[Extracted data entries]
****************************************
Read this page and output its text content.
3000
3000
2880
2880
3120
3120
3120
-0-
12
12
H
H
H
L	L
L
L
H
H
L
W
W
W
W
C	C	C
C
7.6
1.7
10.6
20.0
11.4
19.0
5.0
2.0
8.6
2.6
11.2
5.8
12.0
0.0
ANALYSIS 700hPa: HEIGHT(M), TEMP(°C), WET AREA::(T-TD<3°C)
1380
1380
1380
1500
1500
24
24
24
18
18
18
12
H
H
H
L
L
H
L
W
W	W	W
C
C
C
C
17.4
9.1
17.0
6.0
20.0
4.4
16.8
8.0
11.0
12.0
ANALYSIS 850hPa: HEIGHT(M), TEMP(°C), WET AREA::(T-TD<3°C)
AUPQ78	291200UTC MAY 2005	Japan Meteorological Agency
****************************************
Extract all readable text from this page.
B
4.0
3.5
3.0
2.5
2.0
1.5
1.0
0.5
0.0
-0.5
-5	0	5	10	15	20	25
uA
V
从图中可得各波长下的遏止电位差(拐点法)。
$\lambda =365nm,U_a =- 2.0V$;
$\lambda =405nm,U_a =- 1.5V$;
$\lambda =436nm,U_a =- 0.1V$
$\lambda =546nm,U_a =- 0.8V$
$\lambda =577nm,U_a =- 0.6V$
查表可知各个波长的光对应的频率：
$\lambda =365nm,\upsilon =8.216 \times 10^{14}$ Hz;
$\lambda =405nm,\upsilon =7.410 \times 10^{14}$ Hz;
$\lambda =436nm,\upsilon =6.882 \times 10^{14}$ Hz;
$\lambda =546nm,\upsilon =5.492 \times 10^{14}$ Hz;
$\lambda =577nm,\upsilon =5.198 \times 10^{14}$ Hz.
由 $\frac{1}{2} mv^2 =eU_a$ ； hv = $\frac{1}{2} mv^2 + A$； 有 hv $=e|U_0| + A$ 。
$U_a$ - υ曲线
****************************************
__What to work on__. Give the number of lines in the records above that contain the word "ANALYSIS". Reply with that number alone.

__Task solution__. 2